━━━━━ Extrait à lire ━━━━━

Préface
- Type de publication : Chapitre d’ouvrage
- Ouvrage : Le Théâtre italien. Tome I
- Pages : 7 à 8
- Collection : Bibliothèque du théâtre français, n° 30
Chapitre d’ouvrage : 1/19 Suivant
Préface
Dès lors que les troupes italiennes ont circulé en France et dans toute l’Europe, les personnages et l’univers de la commedia dell’arte ont non seulement fasciné les spectateurs, mais durablement nourri leur sensibilité et leur rêverie, allant jusqu’à leur fournir le matériau d’une véritable « mythologie, dans un climat agréablement pathétique et humoristique1 ». C’est dire à quel point l’histoire de la commedia dell’arte déborde, comme le remarquait déjà George Sand2, l’histoire proprement dite de la vie théâtrale pour nous faire accéder à un phénomène général de culture et d’interpénétration des cultures nationales.
Il a d’abord fallu que les spectacles italiens de l’arte viennent à la rencontre du public d’outremonts. Cela se réalisa chez nous principalement sous le règne de Louis xiv, quand les Italiens, qui se contentaient de passages ou de séjours temporaires en France depuis le milieu du xvie siècle, se furent installés à Paris de manière stable. Ils jouèrent là, en italien, leurs pièces all’improvviso. En 1681, probablement pour rameuter un public qui désertait le théâtre qu’ils occupaient désormais seuls, ils eurent l’idée de demander à des dramaturges français de leur écrire des scènes enchâssées dans le spectacle italien, puis des pièces entières en français, destinées évidemment aux tipi fissi de la troupe. Après le renvoi de la troupe en 1697, l’Arlequin Évariste Gherardi publia une anthologie de cinquante-cinq de ces scènes ou pièces, qu’on peut bien dire franco-italiennes, dans son Théâtre italien de 1700.
Le Théâtre italien de Gherardi constitue ainsi un des témoignages les plus solides et les plus passionnants de la rencontre entre la tradition italienne de la commedia dell’arte et la vie théâtrale française.
Pour quelles mystérieuses raisons ce Recueil n’a-t-il pratiquement pas bénéficié de réédition depuis le milieu du xviiie siècle ? Les modernes
auraient-ils le goût plus étriqué que nos classiques ? Le chrétien Pascal connaît les types italiens et consacre un fragment à Scaramouche « qui ne pense qu’à une chose » et au Docteur « qui parle un quart d’heure après avoir tout dit3 » ; l’austère La Bruyère mentionne le « théâtre d’Arlequin4 ». Molière partagea son théâtre avec la troupe italienne de 1662 à 1673 ; les deux compagnies jouaient en alternance et l’on sait tout ce que le comédien français apprit des acteurs italiens et de Scaramouche en particulier. « Combien je ris en voyant les Italiens », affirme un personnage de La Fontaine5 : « je laisse à la porte ma raison et mon argent, et je ris après tout mon soûl ». Racine faillit, dit-on, porter ses Plaideurs à la troupe italienne ; et il supporta d’assez bonne grâce les parodies que celle-ci produisit de ses tragédies. Boileau lui-même avouait, au témoignage de Brossette, avoir « trouvé de fort bonnes choses » dans le théâtre italien, plus gaies en tout cas que les « pauvretés qui font pitié » que représentait le théâtre français6.

━━━━━

> _Problème à résoudre_
Recopiez sans rien modifier le passage de la préface qui commence par « Le Théâtre italien de » et se poursuit jusqu'à « vie théâtrale française. ».

━━━━━ Données enregistrées ━━━━━

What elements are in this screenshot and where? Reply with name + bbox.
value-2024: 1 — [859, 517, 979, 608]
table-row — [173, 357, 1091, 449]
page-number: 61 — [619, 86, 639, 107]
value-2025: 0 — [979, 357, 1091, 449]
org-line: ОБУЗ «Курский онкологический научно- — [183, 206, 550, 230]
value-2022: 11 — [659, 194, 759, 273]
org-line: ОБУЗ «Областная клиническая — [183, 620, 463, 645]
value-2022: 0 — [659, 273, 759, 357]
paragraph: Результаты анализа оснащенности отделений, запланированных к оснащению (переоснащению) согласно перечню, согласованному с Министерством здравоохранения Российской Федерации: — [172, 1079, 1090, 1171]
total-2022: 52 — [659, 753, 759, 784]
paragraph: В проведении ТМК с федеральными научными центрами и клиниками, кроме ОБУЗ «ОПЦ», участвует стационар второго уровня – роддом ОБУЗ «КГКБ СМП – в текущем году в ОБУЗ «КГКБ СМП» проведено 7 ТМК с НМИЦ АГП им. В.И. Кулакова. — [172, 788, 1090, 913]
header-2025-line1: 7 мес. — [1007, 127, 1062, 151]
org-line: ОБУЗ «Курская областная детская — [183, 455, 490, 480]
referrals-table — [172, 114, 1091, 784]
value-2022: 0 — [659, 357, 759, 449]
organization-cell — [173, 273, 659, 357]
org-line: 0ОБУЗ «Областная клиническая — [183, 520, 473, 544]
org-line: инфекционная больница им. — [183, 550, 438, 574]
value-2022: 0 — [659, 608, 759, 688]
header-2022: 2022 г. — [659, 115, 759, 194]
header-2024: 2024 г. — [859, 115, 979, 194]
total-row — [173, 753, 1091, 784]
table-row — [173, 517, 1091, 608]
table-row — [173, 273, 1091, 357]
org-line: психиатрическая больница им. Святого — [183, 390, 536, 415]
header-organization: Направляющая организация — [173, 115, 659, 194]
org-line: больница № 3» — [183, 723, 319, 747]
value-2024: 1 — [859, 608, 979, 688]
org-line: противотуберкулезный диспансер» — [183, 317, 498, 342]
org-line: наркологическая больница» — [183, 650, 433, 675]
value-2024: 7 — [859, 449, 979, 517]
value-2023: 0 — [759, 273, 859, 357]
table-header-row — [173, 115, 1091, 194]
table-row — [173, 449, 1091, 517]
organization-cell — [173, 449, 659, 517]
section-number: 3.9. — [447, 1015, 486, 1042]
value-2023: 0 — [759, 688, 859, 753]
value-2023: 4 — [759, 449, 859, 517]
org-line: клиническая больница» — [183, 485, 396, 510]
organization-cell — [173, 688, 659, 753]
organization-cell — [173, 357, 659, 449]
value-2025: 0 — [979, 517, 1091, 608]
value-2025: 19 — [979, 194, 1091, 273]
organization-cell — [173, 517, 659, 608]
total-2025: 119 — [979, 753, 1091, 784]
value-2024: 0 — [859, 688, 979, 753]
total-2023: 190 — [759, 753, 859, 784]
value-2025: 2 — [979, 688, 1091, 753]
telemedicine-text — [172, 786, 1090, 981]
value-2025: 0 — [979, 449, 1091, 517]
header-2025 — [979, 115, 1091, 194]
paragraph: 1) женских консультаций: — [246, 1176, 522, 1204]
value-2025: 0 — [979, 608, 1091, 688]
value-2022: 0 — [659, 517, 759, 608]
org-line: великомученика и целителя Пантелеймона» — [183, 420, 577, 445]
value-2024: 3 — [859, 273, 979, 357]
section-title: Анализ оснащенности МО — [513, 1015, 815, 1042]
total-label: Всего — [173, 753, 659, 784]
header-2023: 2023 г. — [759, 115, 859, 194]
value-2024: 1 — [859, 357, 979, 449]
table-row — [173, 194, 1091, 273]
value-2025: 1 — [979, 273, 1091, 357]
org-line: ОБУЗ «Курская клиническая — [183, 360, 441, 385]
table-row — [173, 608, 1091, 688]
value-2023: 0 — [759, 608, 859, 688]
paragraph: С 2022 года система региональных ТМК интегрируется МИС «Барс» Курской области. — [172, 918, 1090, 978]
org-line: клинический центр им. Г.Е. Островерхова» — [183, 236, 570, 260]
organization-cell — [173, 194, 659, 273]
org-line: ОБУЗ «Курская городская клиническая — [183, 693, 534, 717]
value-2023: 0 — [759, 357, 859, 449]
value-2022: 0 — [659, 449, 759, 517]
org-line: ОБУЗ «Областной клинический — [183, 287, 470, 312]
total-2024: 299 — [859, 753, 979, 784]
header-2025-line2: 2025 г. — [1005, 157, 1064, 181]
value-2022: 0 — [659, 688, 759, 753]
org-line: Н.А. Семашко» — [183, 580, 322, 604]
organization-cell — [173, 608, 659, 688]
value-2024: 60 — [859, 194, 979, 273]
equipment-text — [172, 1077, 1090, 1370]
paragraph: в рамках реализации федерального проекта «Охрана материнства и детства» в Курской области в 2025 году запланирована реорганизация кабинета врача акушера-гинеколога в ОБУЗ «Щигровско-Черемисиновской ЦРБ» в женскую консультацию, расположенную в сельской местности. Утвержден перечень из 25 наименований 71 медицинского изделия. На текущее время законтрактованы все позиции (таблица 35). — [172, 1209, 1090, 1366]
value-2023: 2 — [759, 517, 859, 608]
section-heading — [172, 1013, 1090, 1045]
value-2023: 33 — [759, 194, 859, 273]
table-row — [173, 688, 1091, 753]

━━━━━

> _Résultat obtenu_
Le Théâtre italien de Gherardi constitue ainsi un des témoignages les plus solides et les plus passionnants de la rencontre entre la tradition italienne de la commedia dell’arte et la vie théâtrale française.